(WHAT YOU ARE ASKED TO DO): Set down the final stretch of the data, from the line that holds "Give me a plain-text" through the last line, both included, with pictures left out.
### SOURCE DATA
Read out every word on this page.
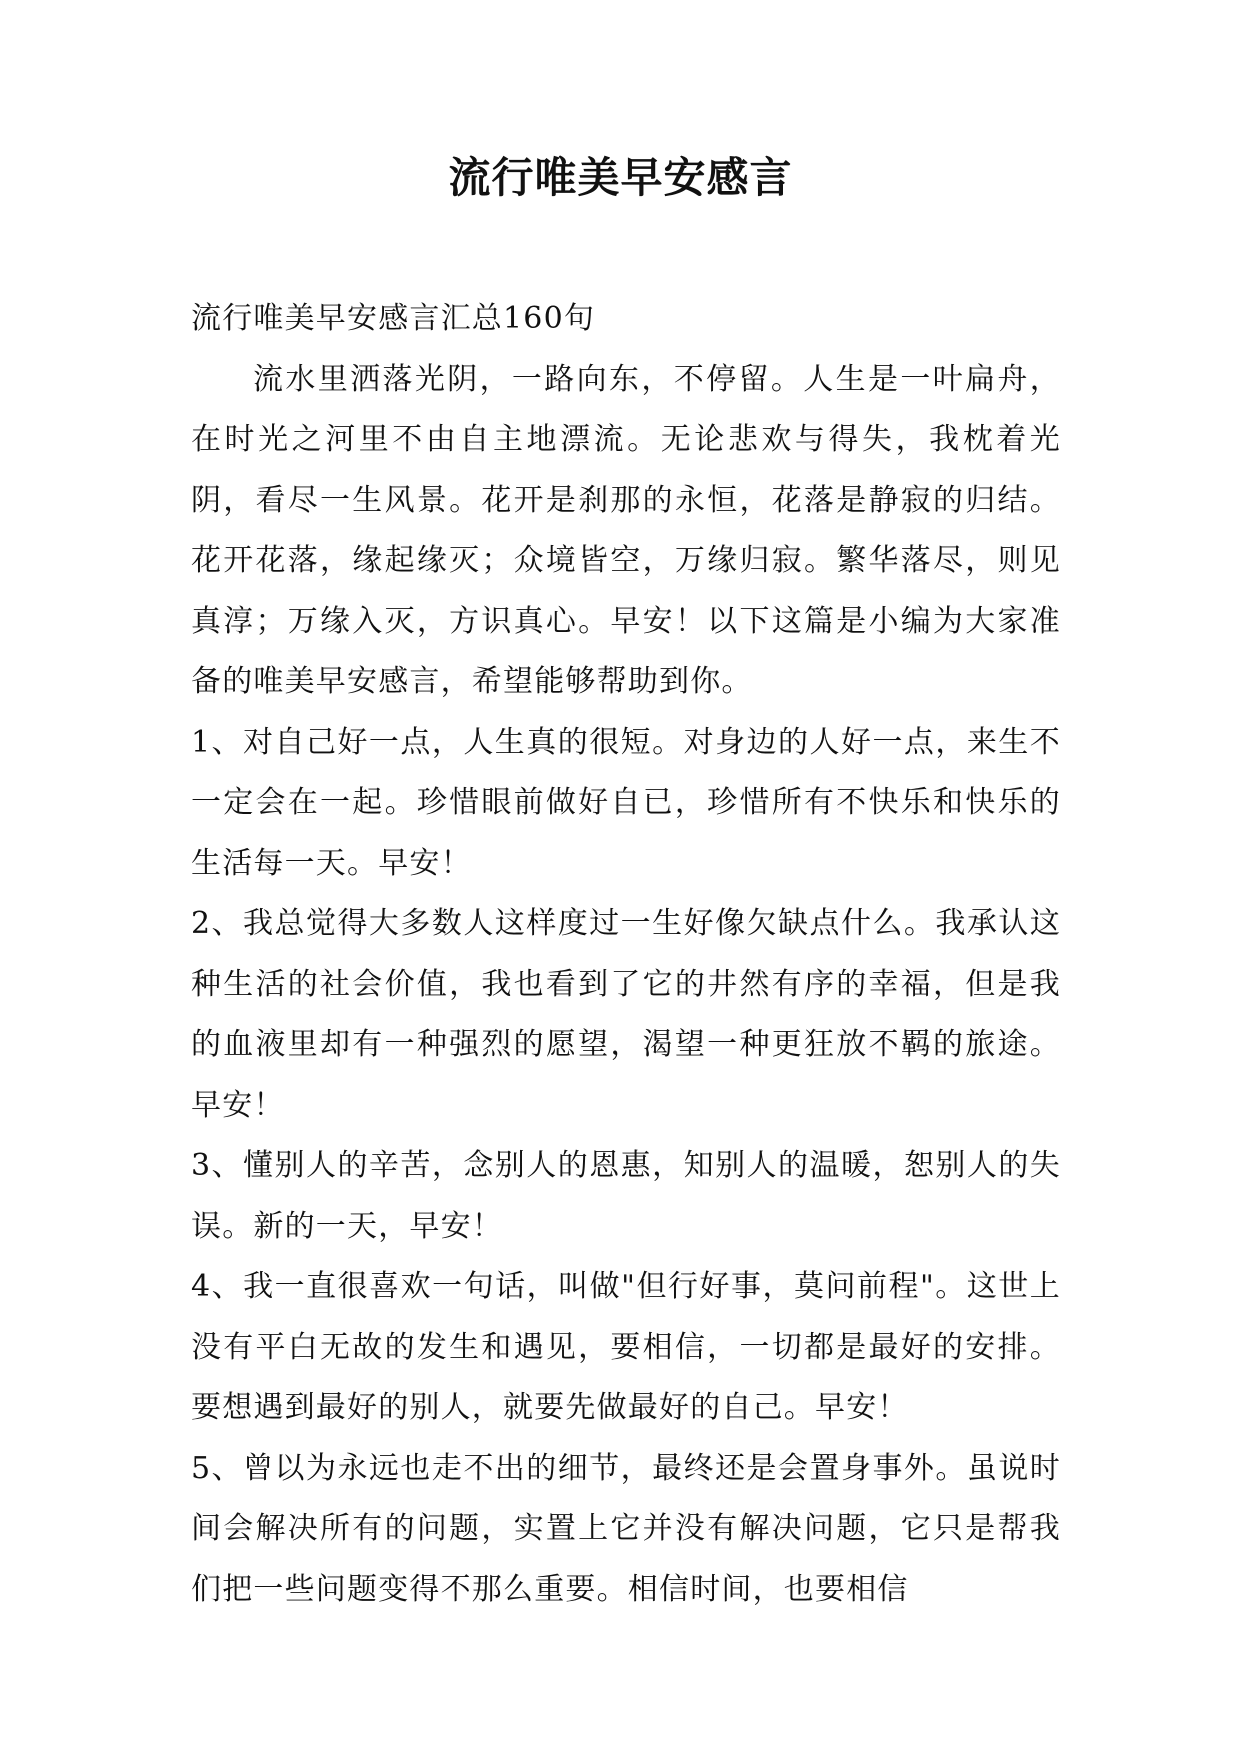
流行唯美早安感言

流行唯美早安感言汇总160句

流水里洒落光阴，一路向东，不停留。人生是一叶扁舟，在时光之河里不由自主地漂流。无论悲欢与得失，我枕着光阴，看尽一生风景。花开是刹那的永恒，花落是静寂的归结。花开花落，缘起缘灭；众境皆空，万缘归寂。繁华落尽，则见真淳；万缘入灭，方识真心。早安！以下这篇是小编为大家准备的唯美早安感言，希望能够帮助到你。

1、对自己好一点，人生真的很短。对身边的人好一点，来生不一定会在一起。珍惜眼前做好自已，珍惜所有不快乐和快乐的生活每一天。早安！

2、我总觉得大多数人这样度过一生好像欠缺点什么。我承认这种生活的社会价值，我也看到了它的井然有序的幸福，但是我的血液里却有一种强烈的愿望，渴望一种更狂放不羁的旅途。早安！

3、懂别人的辛苦，念别人的恩惠，知别人的温暖，恕别人的失误。新的一天，早安！

4、我一直很喜欢一句话，叫做"但行好事，莫问前程"。这世上没有平白无故的发生和遇见，要相信，一切都是最好的安排。要想遇到最好的别人，就要先做最好的自己。早安！

5、曾以为永远也走不出的细节，最终还是会置身事外。虽说时间会解决所有的问题，实置上它并没有解决问题，它只是帮我们把一些问题变得不那么重要。相信时间，也要相信
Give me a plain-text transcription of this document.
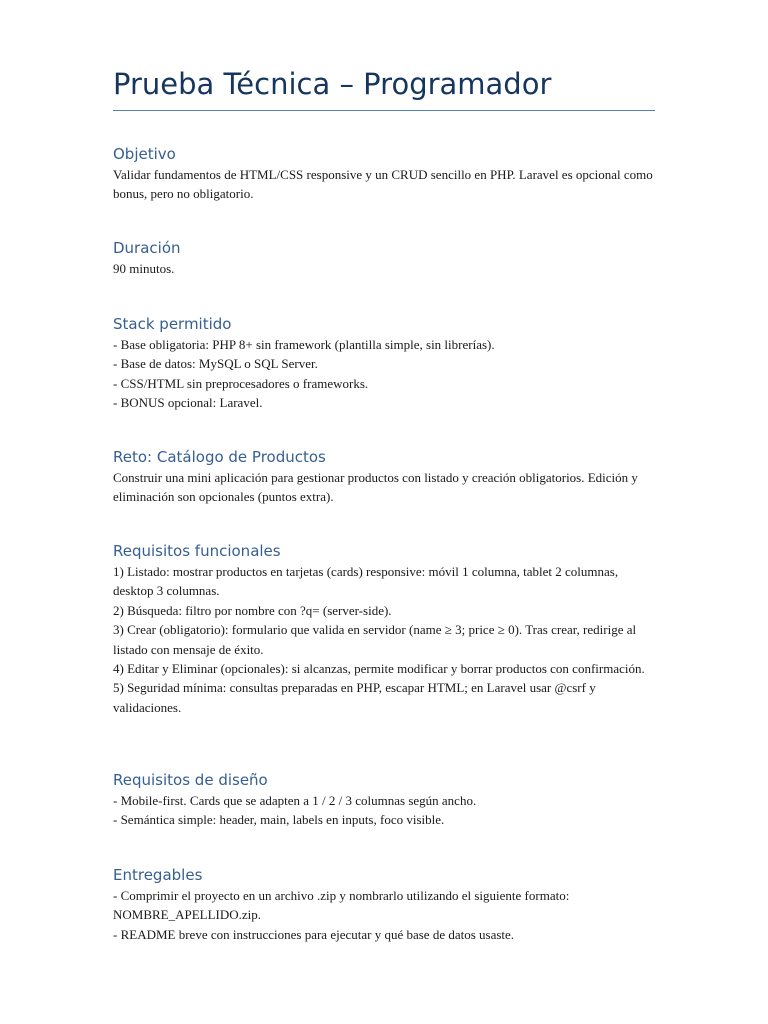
Prueba Técnica – Programador
Objetivo

Validar fundamentos de HTML/CSS responsive y un CRUD sencillo en PHP. Laravel es opcional como bonus, pero no obligatorio.

Duración

90 minutos.

Stack permitido

- Base obligatoria: PHP 8+ sin framework (plantilla simple, sin librerías).

- Base de datos: MySQL o SQL Server.

- CSS/HTML sin preprocesadores o frameworks.

- BONUS opcional: Laravel.

Reto: Catálogo de Productos

Construir una mini aplicación para gestionar productos con listado y creación obligatorios. Edición y eliminación son opcionales (puntos extra).

Requisitos funcionales

1) Listado: mostrar productos en tarjetas (cards) responsive: móvil 1 columna, tablet 2 columnas, desktop 3 columnas.

2) Búsqueda: filtro por nombre con ?q= (server-side).

3) Crear (obligatorio): formulario que valida en servidor (name ≥ 3; price ≥ 0). Tras crear, redirige al listado con mensaje de éxito.

4) Editar y Eliminar (opcionales): si alcanzas, permite modificar y borrar productos con confirmación.

5) Seguridad mínima: consultas preparadas en PHP, escapar HTML; en Laravel usar @csrf y validaciones.

Requisitos de diseño

- Mobile-first. Cards que se adapten a 1 / 2 / 3 columnas según ancho.

- Semántica simple: header, main, labels en inputs, foco visible.

Entregables

- Comprimir el proyecto en un archivo .zip y nombrarlo utilizando el siguiente formato: NOMBRE_APELLIDO.zip.

- README breve con instrucciones para ejecutar y qué base de datos usaste.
######
(WRITTEN ANSWER):
Give me a plain-text transcription of this document.
Prueba Técnica – Programador
Objetivo

Validar fundamentos de HTML/CSS responsive y un CRUD sencillo en PHP. Laravel es opcional como bonus, pero no obligatorio.

Duración

90 minutos.

Stack permitido

- Base obligatoria: PHP 8+ sin framework (plantilla simple, sin librerías).

- Base de datos: MySQL o SQL Server.

- CSS/HTML sin preprocesadores o frameworks.

- BONUS opcional: Laravel.

Reto: Catálogo de Productos

Construir una mini aplicación para gestionar productos con listado y creación obligatorios. Edición y eliminación son opcionales (puntos extra).

Requisitos funcionales

1) Listado: mostrar productos en tarjetas (cards) responsive: móvil 1 columna, tablet 2 columnas, desktop 3 columnas.

2) Búsqueda: filtro por nombre con ?q= (server-side).

3) Crear (obligatorio): formulario que valida en servidor (name ≥ 3; price ≥ 0). Tras crear, redirige al listado con mensaje de éxito.

4) Editar y Eliminar (opcionales): si alcanzas, permite modificar y borrar productos con confirmación.

5) Seguridad mínima: consultas preparadas en PHP, escapar HTML; en Laravel usar @csrf y validaciones.

Requisitos de diseño

- Mobile-first. Cards que se adapten a 1 / 2 / 3 columnas según ancho.

- Semántica simple: header, main, labels en inputs, foco visible.

Entregables

- Comprimir el proyecto en un archivo .zip y nombrarlo utilizando el siguiente formato: NOMBRE_APELLIDO.zip.

- README breve con instrucciones para ejecutar y qué base de datos usaste.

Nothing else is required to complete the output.